■ **Problem details**: Omit the pictures, please, and give each record below again exactly.

Dataset records on visual material:
....

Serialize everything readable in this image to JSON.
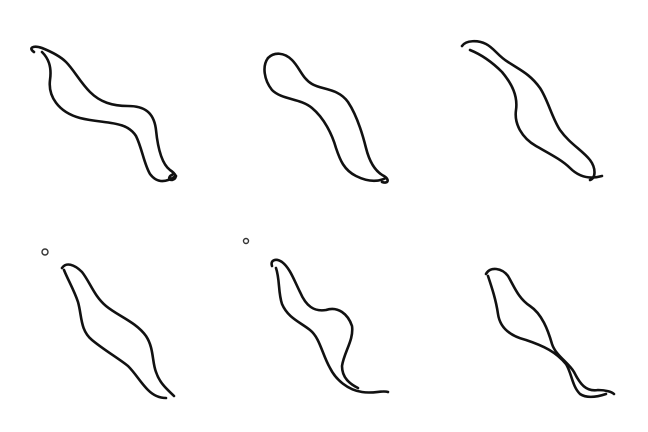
{
  "sketches": [
    {
      "shape": "wavy-river-outline"
    },
    {
      "shape": "wavy-river-outline"
    },
    {
      "shape": "wavy-river-outline"
    },
    {
      "shape": "wavy-river-outline",
      "marker": "small-circle"
    },
    {
      "shape": "wavy-river-outline",
      "marker": "small-circle"
    },
    {
      "shape": "wavy-river-outline"
    }
  ],
  "colors": {
    "background": "#ffffff",
    "ink": "#111111"
  }
}
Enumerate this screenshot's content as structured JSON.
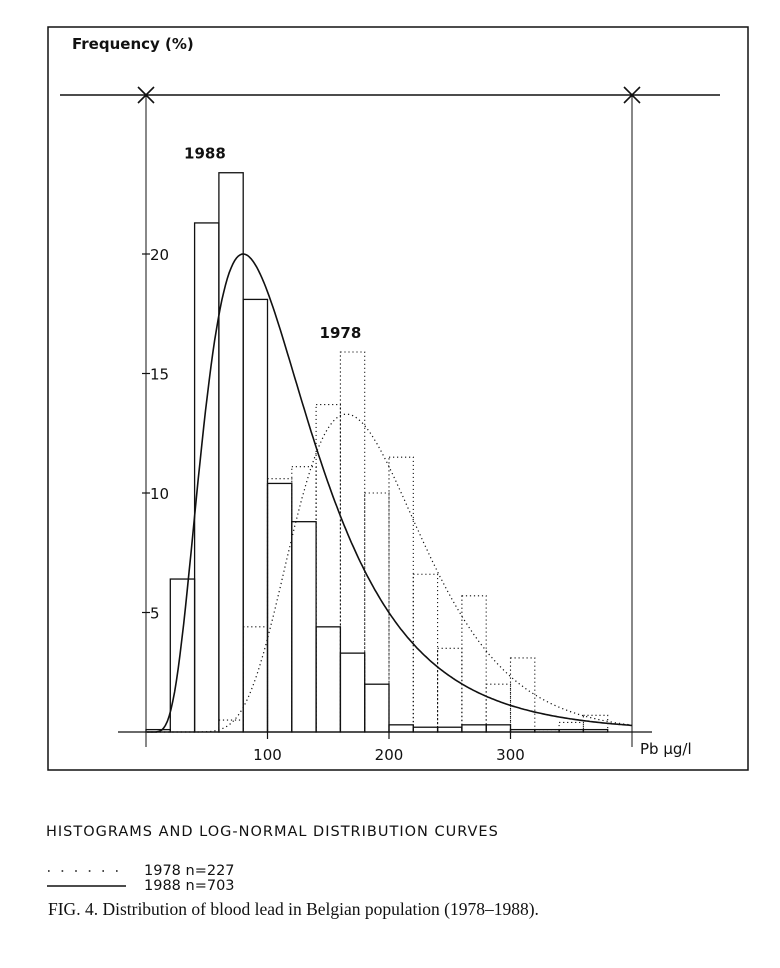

....

■ **Final answer**:
Serialize everything readable in this image to JSON.
{
  "sketches": [
    {
      "shape": "wavy-river-outline"
    },
    {
      "shape": "wavy-river-outline"
    },
    {
      "shape": "wavy-river-outline"
    },
    {
      "shape": "wavy-river-outline",
      "marker": "small-circle"
    },
    {
      "shape": "wavy-river-outline",
      "marker": "small-circle"
    },
    {
      "shape": "wavy-river-outline"
    }
  ],
  "colors": {
    "background": "#ffffff",
    "ink": "#111111"
  }
}
Enumerate this screenshot's content as structured JSON.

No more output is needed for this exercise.